Puya Arrays

Status: Decided
Owner: Daniel McGregor (MakerX)
Deciders: Neil Campbell (MakerX), Daniel McGregor (MakerX), Tristan Menzel (MakerX), Larkin Young (Algorand Foundation), David Rojas (Algorand Foundation), Brian Whippo (Algorand Foundation), Joe Polny (Algorand Foundation), Giorgio Ciotti (Algorand Foundation)
Date created: 2024-12-10
Date decided: 2024-12-19
Date updated: 2024-12-19

Context

Arrays are a fundamental primitive in a high level languages and as such broad support is desirable, even in a constrained environment like the AVM. Currently Algorand Python only supports ARC-4 encoded arrays that have been designed to be efficient for reading, letting clients interacting with smart contracts manage the additional work required to ARC-4 encode the values. Given they are not efficient for creating or manipulating values, we have room to improve and introduce a more general purpose array.

In addition to how an array is encoded, the other facet to consider is where the array is stored in memory. The AVM supports two different types of memory which can be leveraged when writing a program: the stack and scratch space. These concepts are akin to a stack and heap found in more traditional virtual machine environments like the JVM.

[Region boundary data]
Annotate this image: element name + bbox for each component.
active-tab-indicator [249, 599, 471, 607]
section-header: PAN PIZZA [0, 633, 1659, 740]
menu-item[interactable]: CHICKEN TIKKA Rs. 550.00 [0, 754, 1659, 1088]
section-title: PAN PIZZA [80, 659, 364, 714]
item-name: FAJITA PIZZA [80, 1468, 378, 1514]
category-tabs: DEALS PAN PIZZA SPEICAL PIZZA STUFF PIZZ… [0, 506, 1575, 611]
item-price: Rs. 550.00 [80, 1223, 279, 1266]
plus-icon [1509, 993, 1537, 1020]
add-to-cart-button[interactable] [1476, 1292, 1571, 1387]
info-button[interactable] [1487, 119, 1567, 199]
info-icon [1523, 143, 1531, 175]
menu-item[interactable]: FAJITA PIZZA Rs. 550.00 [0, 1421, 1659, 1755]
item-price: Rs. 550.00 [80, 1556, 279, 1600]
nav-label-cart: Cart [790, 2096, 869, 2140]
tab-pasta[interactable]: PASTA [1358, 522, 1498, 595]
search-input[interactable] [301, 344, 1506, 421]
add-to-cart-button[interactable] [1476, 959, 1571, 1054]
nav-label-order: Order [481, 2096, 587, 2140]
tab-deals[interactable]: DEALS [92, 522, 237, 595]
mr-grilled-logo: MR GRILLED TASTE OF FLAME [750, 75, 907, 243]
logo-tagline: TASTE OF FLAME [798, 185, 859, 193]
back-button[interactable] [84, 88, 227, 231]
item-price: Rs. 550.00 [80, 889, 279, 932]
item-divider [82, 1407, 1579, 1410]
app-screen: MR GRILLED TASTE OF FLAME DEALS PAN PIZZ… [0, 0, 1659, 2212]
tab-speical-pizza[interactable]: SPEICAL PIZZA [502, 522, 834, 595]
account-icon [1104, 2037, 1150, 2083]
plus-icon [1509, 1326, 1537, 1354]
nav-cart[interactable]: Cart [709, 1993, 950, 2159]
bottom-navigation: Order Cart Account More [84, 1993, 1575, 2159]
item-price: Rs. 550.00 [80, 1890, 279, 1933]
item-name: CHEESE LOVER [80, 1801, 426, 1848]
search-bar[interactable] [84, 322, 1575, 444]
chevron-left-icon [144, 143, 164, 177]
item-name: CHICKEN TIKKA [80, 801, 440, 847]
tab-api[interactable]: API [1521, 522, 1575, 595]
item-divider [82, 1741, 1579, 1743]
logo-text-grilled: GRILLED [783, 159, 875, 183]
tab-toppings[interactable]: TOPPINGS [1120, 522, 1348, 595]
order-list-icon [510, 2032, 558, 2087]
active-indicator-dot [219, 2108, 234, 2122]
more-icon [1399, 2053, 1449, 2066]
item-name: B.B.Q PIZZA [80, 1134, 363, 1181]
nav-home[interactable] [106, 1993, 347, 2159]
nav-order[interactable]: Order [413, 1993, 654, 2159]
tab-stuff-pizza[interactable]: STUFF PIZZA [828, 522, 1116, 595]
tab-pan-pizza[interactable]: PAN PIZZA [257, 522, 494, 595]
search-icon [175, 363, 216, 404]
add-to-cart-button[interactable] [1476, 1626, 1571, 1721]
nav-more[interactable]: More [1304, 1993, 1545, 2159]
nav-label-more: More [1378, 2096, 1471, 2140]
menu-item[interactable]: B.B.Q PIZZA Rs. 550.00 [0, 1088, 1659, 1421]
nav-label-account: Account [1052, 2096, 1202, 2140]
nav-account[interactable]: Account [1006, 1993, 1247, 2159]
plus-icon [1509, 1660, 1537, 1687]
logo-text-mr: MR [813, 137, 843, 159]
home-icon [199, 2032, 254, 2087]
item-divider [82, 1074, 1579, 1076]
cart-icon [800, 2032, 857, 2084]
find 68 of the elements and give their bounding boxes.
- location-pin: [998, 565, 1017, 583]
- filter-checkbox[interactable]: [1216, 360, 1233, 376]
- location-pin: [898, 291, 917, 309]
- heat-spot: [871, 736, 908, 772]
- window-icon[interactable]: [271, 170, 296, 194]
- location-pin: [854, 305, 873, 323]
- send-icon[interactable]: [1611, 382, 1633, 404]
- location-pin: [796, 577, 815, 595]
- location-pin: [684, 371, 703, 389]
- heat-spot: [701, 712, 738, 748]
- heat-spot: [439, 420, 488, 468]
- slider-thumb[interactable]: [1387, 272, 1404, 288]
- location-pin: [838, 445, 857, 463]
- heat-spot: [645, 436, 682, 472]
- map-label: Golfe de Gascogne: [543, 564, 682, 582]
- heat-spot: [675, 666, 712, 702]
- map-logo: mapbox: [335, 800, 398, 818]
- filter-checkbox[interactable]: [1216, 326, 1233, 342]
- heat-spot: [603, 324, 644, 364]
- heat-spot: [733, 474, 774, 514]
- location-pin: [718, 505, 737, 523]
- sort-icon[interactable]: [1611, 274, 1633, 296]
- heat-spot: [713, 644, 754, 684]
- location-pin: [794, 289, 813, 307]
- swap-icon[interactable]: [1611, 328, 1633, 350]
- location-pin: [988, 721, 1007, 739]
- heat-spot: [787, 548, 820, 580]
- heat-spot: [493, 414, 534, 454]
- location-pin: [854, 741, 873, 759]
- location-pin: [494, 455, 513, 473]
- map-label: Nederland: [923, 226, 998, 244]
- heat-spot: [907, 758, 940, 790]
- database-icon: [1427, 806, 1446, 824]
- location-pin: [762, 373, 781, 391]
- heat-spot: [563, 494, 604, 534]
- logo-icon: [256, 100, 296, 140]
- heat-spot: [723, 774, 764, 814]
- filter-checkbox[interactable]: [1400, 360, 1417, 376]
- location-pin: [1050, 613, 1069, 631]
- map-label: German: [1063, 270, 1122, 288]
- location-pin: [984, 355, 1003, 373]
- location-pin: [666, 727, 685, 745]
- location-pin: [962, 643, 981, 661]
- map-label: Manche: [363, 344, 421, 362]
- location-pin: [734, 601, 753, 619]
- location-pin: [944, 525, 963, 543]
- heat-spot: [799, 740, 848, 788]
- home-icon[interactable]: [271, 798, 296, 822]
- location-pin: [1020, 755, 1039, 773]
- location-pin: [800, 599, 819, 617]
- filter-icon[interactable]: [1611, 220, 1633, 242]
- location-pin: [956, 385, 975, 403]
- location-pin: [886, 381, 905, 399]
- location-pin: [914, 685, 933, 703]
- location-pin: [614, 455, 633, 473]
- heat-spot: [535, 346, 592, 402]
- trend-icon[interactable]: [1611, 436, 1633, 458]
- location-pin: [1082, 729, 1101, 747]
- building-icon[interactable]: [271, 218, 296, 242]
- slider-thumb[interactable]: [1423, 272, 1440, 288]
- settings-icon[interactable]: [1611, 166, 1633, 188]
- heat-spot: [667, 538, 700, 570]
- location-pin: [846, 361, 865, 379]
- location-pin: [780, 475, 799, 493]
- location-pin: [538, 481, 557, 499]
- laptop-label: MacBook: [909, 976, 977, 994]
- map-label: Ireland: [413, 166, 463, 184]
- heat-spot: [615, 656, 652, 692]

> [Requests]:
[1] Please reproduce, word for word, the lines of the records starting at their first line and ending at the line that contains "add-to-cart-button[interactable] [1476, 1292, 1571, 1387]".
[2] Write the next part of the design note on Puya arrays, picking up after its last sentence.

> [Solved tasks]:
[1]
Annotate this image: element name + bbox for each component.
active-tab-indicator [249, 599, 471, 607]
section-header: PAN PIZZA [0, 633, 1659, 740]
menu-item[interactable]: CHICKEN TIKKA Rs. 550.00 [0, 754, 1659, 1088]
section-title: PAN PIZZA [80, 659, 364, 714]
item-name: FAJITA PIZZA [80, 1468, 378, 1514]
category-tabs: DEALS PAN PIZZA SPEICAL PIZZA STUFF PIZZ… [0, 506, 1575, 611]
item-price: Rs. 550.00 [80, 1223, 279, 1266]
plus-icon [1509, 993, 1537, 1020]
add-to-cart-button[interactable] [1476, 1292, 1571, 1387]

[2]
The AVM memory types have some constraints that need to be considered. The stack can hold up to 1000 values, but only 256 are addressable at any point. Scratch slots support up to 256 addressable values. Both support values types of either a single uint64 or a byte slice of up to 4096 bytes. The stack is addressed using relative static offsets whereas scratch slots are addressed using dynamic absolute indexes. The stack is a good fit for value based semantics as each value is a copy, whereas scratch slots are a good fit for reference based semantics as each value can be uniquely addressed.

In our target high level languages (Python and JavaScript), the builtin arrays (or lists) types have reference based semantics and mutable API’s. Meaning that when an array is modified, all references to that array see the modification.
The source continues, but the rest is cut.